> WHAT YOU HAVE TO DO
Search the entries below for "most" and copy each matching line.
--- RAW DATA Enclosed Below ---
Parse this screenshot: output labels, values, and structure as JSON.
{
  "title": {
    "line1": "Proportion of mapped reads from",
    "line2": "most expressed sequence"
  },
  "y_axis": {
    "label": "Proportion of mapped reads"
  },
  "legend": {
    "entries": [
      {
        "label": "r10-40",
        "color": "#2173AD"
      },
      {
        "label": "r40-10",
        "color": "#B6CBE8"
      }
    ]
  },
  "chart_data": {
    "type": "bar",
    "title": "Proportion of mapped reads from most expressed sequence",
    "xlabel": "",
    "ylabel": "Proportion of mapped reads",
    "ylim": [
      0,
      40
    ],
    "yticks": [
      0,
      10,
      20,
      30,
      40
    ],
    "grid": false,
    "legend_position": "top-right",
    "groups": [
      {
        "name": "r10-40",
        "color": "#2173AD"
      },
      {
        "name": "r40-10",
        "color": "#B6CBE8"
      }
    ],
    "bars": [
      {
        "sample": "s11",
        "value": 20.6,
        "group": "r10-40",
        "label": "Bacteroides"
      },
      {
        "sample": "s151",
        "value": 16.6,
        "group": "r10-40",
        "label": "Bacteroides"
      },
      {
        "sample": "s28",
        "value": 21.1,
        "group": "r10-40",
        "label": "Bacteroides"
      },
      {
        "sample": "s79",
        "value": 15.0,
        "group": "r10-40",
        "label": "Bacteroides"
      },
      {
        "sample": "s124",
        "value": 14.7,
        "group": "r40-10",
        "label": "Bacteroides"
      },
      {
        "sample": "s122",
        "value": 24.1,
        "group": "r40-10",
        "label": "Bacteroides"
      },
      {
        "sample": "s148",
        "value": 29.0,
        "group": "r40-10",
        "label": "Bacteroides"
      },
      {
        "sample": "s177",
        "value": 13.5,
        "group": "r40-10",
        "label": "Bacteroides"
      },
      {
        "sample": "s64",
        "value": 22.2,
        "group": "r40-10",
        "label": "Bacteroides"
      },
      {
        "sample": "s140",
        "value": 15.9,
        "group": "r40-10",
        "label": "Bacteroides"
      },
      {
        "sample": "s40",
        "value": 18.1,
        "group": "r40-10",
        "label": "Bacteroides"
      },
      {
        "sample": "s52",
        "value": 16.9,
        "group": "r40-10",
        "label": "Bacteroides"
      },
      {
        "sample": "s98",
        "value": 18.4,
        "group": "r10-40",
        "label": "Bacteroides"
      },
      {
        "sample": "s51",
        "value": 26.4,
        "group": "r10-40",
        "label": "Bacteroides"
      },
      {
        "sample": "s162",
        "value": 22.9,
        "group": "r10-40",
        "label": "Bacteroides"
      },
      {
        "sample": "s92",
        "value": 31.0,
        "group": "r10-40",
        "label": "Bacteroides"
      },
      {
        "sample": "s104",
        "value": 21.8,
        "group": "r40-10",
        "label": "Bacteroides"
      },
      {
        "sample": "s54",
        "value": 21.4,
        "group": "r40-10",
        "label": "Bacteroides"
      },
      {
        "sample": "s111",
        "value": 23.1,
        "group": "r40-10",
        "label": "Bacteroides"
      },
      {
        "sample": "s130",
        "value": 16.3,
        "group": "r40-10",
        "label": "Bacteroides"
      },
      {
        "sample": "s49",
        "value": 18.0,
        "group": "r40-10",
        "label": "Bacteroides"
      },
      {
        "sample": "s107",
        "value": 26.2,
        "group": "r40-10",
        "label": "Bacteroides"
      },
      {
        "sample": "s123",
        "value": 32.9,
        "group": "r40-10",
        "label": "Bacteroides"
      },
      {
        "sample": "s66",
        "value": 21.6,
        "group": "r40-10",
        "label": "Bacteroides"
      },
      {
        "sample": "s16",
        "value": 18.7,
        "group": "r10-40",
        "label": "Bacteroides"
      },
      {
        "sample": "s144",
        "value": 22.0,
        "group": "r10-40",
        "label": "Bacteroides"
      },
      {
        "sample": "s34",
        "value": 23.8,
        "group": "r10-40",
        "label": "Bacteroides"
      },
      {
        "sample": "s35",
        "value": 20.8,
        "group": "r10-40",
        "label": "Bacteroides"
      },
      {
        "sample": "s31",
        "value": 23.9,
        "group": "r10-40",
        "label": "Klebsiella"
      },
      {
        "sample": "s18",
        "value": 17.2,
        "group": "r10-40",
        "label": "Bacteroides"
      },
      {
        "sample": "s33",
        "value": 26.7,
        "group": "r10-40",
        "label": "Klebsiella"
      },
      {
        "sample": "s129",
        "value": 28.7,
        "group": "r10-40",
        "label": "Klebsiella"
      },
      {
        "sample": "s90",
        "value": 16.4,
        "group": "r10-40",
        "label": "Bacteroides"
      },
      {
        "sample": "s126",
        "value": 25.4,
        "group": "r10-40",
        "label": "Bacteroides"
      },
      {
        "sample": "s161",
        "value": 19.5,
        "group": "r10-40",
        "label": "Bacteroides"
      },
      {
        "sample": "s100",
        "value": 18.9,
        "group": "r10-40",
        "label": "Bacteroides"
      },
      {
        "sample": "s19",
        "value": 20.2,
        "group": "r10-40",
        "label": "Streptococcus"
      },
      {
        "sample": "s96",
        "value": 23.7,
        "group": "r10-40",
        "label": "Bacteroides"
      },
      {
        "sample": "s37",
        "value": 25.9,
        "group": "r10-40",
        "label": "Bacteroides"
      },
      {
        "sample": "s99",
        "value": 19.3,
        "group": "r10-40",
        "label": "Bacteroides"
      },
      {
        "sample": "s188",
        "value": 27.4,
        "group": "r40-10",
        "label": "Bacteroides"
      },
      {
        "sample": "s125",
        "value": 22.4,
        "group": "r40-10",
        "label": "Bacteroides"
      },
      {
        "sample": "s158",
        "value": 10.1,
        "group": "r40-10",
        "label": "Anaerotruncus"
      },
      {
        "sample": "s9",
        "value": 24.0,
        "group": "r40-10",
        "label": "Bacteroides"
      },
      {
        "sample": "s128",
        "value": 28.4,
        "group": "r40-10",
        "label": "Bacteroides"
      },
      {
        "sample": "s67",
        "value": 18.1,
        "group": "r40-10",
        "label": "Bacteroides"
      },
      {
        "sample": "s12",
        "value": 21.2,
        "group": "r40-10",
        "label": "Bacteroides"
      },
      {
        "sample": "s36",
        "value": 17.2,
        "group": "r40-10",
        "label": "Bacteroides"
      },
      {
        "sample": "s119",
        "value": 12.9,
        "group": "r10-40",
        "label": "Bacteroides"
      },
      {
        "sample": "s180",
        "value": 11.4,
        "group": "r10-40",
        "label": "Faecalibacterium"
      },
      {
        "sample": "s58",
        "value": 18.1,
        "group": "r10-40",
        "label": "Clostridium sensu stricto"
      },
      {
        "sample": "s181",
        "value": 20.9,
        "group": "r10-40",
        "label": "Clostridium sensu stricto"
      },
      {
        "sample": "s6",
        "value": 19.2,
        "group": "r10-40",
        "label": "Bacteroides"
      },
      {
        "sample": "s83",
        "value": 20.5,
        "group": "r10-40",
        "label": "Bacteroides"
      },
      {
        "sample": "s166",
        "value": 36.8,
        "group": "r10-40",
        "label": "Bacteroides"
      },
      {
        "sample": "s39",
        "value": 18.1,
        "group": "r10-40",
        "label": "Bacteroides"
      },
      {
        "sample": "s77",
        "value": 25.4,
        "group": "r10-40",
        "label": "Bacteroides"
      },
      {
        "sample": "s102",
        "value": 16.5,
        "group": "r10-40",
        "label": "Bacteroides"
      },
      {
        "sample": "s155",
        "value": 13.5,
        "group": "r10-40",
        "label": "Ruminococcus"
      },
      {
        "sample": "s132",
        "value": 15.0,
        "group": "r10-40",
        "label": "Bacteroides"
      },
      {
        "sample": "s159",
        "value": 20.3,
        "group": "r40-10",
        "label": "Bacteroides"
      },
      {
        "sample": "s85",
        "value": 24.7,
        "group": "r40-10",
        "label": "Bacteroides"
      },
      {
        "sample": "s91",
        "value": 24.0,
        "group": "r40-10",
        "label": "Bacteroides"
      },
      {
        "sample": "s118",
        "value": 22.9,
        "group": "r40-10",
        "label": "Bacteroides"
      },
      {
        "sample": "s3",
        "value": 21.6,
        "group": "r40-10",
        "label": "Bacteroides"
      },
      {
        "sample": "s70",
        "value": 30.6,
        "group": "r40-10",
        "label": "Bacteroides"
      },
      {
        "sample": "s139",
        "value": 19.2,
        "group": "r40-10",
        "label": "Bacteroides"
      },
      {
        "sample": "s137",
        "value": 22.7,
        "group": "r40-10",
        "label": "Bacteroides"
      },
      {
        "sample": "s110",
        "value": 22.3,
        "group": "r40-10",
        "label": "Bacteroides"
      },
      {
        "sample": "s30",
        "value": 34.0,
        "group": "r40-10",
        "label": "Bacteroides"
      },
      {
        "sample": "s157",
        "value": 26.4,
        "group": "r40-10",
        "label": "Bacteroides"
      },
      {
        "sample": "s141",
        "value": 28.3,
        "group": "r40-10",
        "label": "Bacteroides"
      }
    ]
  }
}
--- End of Enclosed RAW DATA ---
> SOLUTION TO THIS EXERCISE
    "line2": "most expressed sequence"
    "title": "Proportion of mapped reads from most expressed sequence",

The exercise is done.